SHORT TASK:
Collect all lines below with the string "Extract".
________________________
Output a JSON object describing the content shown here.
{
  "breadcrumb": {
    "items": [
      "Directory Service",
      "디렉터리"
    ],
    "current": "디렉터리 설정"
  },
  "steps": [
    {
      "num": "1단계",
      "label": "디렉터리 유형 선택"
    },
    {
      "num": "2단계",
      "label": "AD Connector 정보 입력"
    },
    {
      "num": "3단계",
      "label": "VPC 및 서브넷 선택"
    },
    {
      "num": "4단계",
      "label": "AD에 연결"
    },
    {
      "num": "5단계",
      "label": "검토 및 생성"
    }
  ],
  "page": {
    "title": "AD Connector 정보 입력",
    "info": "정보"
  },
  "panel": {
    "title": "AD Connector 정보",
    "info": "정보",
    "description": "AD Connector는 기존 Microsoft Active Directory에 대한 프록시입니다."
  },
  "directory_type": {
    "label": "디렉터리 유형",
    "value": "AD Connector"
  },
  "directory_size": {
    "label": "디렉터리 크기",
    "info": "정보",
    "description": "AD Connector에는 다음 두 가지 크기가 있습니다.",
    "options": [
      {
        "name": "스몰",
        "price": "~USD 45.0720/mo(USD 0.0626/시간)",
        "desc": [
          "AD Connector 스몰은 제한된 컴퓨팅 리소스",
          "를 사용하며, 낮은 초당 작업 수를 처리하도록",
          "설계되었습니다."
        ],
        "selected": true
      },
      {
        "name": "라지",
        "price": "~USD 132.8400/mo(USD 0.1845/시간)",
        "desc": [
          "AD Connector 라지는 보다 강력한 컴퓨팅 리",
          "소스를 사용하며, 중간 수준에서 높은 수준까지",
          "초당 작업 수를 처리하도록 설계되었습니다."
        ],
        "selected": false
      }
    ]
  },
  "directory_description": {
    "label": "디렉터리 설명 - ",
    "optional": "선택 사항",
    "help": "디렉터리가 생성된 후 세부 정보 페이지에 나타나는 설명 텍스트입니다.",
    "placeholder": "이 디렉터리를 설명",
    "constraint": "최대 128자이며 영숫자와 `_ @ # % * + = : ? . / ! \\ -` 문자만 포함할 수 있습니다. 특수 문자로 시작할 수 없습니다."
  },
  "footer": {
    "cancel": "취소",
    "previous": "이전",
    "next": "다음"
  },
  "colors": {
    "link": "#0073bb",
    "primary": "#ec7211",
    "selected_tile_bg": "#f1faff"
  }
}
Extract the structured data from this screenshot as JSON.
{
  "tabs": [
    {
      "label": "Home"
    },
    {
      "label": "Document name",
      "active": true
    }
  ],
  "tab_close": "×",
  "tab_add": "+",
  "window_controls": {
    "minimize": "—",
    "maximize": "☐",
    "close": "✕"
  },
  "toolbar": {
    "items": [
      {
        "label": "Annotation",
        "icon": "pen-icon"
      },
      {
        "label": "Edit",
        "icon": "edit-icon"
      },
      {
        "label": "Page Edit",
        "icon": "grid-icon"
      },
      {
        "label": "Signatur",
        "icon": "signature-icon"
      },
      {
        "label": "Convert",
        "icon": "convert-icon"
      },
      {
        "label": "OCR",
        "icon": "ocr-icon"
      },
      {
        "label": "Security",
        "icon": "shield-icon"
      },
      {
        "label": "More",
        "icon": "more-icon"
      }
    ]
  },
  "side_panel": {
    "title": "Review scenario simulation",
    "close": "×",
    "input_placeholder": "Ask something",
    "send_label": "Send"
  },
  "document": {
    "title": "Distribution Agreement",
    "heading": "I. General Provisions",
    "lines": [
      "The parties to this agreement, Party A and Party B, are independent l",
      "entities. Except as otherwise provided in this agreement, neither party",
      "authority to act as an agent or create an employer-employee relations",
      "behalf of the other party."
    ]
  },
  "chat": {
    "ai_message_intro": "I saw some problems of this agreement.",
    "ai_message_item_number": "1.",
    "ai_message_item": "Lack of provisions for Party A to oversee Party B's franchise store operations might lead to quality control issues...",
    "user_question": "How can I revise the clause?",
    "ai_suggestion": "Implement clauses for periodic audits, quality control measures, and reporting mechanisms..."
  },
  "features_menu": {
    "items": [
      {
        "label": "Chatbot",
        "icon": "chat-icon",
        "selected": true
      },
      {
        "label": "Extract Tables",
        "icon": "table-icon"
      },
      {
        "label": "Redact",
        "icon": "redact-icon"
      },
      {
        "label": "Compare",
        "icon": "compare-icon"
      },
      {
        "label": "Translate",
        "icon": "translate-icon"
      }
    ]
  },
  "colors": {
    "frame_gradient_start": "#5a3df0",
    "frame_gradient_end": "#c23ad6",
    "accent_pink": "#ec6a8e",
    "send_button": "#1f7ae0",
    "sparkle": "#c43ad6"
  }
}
________________________
SOLUTION TO THIS TASK:
Extract the structured data from this screenshot as JSON.
        "label": "Extract Tables",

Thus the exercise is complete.